(Information given):

* BEGIN *

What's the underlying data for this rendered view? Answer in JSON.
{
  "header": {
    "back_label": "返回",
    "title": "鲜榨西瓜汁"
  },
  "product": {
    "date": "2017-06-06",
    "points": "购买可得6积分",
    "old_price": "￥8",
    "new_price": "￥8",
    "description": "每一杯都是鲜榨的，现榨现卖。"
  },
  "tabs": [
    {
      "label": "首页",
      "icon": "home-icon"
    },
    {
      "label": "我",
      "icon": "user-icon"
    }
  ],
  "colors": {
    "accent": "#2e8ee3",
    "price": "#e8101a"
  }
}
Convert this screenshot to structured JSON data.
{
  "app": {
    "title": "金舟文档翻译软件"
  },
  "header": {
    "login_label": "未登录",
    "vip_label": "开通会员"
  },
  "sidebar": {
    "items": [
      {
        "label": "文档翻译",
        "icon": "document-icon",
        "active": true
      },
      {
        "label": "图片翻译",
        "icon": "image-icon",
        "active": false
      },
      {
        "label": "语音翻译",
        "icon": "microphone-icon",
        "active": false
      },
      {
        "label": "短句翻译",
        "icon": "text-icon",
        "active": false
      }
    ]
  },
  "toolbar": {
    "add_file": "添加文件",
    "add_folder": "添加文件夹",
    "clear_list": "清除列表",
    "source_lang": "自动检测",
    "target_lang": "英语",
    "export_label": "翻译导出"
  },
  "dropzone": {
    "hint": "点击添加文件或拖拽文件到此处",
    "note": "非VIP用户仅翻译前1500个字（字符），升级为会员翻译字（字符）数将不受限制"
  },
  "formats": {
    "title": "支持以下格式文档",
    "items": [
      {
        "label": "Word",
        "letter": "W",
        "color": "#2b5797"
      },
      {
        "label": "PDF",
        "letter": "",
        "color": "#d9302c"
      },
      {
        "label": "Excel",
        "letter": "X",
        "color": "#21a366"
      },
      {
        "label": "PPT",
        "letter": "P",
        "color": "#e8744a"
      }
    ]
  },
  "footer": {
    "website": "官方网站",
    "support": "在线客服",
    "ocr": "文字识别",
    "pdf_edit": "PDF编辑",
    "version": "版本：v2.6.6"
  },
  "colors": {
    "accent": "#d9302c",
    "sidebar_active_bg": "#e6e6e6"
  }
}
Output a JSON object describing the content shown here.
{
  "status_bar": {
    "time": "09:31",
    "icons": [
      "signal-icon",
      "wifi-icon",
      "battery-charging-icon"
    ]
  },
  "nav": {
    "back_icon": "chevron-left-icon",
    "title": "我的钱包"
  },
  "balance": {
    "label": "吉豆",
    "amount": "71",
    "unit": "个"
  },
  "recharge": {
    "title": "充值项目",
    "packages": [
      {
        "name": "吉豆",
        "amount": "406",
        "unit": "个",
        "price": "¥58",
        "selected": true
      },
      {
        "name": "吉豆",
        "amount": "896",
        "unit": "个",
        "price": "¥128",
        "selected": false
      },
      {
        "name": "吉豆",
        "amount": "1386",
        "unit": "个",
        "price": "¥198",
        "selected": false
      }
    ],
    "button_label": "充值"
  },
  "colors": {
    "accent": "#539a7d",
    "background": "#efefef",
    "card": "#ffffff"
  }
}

* END *
* BEGIN *

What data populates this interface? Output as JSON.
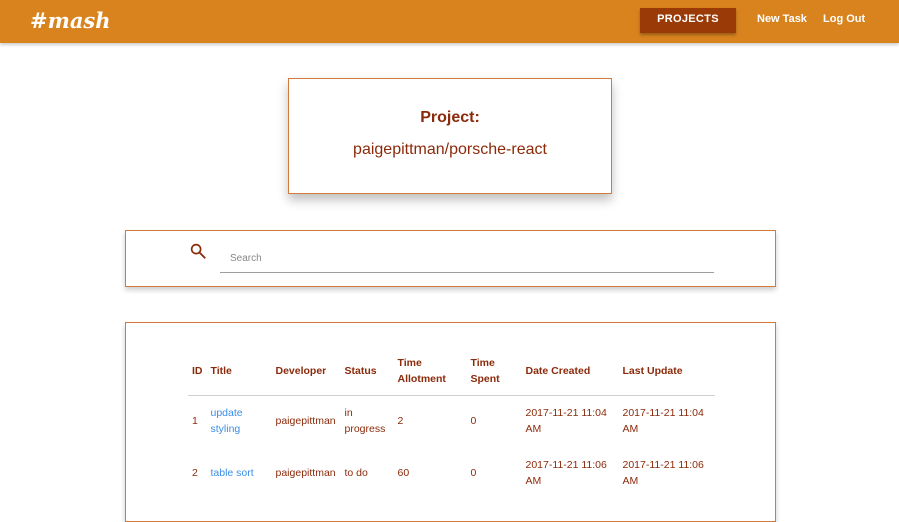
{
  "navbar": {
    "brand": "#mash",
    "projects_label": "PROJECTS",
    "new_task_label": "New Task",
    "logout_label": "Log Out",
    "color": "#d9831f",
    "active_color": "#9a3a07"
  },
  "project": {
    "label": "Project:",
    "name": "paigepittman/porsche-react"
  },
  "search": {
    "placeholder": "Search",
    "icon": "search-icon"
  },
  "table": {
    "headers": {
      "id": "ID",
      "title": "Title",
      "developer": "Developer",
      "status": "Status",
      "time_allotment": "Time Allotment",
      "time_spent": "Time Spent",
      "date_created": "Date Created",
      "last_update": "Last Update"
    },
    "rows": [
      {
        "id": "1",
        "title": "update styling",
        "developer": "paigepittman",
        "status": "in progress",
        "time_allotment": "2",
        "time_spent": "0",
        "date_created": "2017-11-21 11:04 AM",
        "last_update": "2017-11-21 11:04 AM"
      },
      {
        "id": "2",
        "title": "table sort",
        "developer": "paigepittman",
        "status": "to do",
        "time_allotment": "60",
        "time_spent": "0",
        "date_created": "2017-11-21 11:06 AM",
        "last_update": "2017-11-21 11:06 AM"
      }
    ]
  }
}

* END *
* BEGIN *

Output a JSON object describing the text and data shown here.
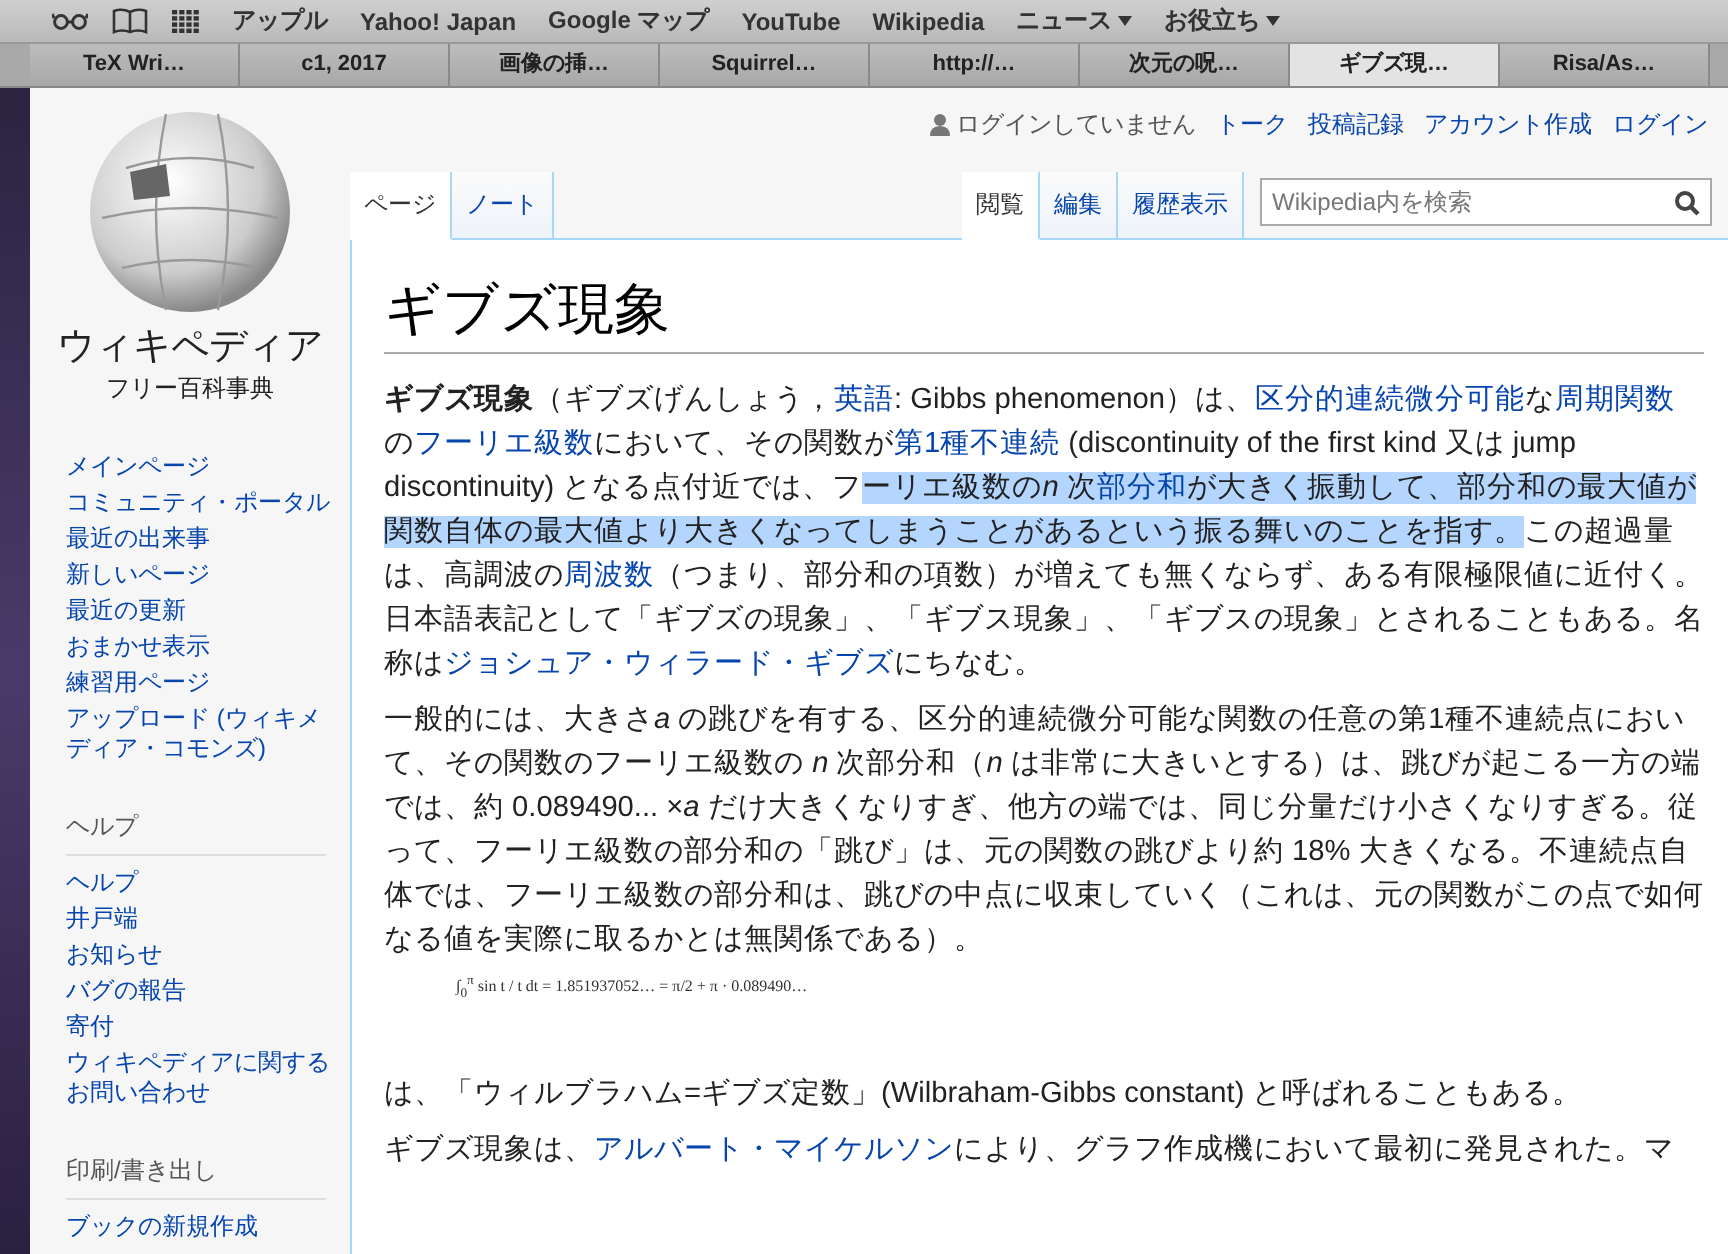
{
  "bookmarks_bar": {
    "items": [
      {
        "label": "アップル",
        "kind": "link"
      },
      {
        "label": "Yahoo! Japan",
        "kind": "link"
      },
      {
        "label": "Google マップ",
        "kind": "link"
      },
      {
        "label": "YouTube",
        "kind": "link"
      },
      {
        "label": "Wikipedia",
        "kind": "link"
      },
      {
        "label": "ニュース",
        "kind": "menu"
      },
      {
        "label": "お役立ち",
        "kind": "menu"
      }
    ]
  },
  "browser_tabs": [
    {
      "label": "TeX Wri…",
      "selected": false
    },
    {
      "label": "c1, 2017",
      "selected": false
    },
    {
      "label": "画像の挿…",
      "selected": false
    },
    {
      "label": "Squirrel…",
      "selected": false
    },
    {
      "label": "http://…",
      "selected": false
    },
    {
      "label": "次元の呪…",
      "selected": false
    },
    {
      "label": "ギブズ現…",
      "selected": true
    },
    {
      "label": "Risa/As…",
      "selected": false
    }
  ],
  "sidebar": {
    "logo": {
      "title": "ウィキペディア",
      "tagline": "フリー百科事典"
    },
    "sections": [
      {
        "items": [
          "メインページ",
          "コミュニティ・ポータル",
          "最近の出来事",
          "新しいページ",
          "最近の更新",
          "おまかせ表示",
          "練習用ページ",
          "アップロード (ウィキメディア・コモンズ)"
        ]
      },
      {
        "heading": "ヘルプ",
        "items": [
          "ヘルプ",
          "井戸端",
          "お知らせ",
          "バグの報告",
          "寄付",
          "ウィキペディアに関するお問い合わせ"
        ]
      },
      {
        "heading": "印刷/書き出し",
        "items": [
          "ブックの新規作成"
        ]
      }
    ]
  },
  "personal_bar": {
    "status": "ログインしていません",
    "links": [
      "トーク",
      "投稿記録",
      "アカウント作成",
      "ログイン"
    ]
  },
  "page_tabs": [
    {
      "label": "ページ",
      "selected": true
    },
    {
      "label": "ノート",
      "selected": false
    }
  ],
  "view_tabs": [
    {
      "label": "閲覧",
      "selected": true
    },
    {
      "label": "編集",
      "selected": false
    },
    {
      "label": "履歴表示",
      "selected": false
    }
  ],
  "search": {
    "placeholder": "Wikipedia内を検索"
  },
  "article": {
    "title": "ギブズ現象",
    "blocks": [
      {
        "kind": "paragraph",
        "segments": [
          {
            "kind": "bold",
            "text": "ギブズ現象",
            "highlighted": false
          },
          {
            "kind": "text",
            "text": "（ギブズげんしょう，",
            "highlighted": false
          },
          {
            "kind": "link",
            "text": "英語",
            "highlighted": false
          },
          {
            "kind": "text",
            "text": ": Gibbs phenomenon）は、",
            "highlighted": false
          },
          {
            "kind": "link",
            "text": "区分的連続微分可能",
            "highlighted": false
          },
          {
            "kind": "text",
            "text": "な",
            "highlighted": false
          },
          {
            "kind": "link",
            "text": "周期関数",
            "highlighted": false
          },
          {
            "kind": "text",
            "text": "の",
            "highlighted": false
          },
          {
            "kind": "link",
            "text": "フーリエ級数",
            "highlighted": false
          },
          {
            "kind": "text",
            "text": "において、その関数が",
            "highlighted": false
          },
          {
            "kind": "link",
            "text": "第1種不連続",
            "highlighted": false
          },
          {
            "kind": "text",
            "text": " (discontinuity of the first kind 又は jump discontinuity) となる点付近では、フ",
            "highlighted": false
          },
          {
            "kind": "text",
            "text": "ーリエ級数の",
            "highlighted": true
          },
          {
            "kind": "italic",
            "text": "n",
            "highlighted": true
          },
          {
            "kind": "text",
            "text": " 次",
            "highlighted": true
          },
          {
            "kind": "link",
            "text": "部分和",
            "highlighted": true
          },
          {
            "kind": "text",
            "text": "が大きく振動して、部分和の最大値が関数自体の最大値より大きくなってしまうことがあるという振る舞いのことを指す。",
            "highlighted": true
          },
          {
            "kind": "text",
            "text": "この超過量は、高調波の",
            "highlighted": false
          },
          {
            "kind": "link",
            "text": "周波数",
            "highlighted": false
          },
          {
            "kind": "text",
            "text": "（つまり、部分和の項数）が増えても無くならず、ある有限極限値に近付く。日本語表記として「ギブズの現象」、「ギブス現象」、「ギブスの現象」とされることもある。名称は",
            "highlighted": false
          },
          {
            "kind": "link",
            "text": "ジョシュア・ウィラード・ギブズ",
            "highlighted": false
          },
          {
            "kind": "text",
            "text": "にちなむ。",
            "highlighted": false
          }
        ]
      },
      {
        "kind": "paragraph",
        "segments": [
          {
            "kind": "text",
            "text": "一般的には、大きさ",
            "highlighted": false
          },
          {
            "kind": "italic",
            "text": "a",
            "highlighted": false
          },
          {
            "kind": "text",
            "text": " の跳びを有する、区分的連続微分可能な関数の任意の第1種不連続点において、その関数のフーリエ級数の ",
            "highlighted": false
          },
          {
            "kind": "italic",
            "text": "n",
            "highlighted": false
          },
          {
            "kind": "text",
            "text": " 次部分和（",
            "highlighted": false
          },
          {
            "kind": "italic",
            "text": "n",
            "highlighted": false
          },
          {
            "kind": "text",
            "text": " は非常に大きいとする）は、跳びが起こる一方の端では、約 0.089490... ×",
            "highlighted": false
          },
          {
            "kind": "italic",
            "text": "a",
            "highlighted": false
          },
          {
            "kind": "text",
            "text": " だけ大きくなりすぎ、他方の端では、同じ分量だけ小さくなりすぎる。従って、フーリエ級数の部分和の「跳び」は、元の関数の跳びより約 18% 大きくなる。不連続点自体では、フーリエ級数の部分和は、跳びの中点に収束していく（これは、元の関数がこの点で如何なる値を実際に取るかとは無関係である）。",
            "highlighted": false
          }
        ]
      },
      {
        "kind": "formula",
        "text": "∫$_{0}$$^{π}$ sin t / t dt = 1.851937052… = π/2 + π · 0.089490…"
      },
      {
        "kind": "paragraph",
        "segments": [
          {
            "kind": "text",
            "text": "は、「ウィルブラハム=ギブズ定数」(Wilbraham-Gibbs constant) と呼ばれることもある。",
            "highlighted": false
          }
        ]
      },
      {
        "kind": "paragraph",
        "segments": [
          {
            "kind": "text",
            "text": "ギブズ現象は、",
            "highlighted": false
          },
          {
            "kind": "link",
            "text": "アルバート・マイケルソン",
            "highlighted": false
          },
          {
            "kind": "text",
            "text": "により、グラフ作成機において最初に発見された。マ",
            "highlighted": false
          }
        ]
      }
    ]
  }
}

* END *

(Problem details):
Look through the data above. Each line containing the word "this" needs to be copied.

(Right answer):
What's the underlying data for this rendered view? Answer in JSON.
Convert this screenshot to structured JSON data.
What data populates this interface? Output as JSON.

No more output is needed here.